DIRECTIONS FOR THIS TASK ::
Using the entries that follow, collect the lines where the word "content" appears.

SOURCE MATERIAL ::
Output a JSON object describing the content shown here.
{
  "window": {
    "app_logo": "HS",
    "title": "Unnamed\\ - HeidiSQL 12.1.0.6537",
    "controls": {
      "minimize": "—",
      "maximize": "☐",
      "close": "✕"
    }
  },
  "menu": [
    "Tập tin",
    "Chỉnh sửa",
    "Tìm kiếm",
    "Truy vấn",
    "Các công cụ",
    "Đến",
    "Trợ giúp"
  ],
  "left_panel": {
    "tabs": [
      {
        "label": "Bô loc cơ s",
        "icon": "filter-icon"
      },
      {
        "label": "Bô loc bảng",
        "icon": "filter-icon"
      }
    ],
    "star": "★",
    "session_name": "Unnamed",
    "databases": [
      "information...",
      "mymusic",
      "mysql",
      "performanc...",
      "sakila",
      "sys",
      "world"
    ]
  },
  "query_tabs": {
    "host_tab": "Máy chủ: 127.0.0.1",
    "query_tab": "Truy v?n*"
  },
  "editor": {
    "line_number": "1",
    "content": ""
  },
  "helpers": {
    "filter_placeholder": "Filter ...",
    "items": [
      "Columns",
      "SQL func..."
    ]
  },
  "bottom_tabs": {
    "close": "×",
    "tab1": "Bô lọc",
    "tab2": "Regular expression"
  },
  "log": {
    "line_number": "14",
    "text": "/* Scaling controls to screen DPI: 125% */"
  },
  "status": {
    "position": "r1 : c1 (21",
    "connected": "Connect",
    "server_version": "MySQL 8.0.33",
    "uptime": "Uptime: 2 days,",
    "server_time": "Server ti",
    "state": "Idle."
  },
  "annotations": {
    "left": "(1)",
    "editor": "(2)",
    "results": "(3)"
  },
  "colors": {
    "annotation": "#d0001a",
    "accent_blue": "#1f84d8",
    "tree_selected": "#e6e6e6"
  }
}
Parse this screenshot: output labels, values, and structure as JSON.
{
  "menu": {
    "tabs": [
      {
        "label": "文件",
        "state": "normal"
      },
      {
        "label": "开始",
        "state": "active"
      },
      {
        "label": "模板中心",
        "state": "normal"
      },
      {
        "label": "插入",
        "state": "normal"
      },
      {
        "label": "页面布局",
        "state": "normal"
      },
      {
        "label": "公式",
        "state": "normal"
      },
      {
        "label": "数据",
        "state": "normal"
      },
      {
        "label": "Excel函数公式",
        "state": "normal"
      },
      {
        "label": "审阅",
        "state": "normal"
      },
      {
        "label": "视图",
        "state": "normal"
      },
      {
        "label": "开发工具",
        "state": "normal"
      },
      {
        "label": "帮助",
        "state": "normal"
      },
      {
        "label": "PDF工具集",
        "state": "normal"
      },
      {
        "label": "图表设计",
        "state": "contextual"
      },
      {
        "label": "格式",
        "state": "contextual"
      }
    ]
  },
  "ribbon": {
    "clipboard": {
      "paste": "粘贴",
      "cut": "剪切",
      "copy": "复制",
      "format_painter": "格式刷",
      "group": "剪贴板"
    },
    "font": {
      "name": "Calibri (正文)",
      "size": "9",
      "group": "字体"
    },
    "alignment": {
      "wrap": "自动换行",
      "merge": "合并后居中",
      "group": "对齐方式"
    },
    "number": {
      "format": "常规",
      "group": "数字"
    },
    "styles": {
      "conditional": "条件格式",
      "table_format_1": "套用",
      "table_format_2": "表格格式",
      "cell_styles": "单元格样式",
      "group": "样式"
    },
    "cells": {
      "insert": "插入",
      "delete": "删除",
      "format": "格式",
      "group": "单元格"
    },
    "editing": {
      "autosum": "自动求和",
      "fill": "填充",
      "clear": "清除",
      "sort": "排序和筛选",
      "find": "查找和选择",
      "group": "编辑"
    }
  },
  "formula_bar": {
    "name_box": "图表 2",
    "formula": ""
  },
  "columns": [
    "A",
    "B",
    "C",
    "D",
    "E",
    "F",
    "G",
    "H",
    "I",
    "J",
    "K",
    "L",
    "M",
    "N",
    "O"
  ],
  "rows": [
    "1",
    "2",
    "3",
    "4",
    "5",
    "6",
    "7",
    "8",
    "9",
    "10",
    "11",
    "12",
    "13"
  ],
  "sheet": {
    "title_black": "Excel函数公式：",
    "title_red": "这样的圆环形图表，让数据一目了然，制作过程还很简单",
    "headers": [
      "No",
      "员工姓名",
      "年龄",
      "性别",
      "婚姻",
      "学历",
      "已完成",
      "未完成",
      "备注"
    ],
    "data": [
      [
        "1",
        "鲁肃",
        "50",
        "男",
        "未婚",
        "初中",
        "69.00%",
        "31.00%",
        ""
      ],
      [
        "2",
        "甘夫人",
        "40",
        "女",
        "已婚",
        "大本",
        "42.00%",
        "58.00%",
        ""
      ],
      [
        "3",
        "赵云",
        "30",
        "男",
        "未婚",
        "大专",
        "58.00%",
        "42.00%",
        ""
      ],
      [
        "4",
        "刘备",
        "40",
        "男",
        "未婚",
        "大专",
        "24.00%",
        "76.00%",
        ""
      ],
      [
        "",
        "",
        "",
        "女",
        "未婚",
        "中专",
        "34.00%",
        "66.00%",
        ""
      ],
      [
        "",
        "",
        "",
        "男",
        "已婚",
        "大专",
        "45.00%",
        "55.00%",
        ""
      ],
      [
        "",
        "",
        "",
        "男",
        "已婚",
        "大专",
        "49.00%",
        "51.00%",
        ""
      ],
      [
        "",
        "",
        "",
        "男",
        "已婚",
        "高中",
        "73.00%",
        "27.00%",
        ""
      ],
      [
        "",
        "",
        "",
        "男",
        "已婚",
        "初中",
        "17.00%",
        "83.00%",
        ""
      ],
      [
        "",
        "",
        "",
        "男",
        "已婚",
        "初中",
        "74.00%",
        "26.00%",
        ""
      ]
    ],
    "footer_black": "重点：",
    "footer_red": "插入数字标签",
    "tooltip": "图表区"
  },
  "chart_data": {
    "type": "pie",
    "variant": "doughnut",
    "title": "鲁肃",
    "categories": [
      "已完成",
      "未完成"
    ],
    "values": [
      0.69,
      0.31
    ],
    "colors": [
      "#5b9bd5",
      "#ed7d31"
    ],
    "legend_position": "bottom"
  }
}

RESULT BELOW ::
Output a JSON object describing the content shown here.
    "content": ""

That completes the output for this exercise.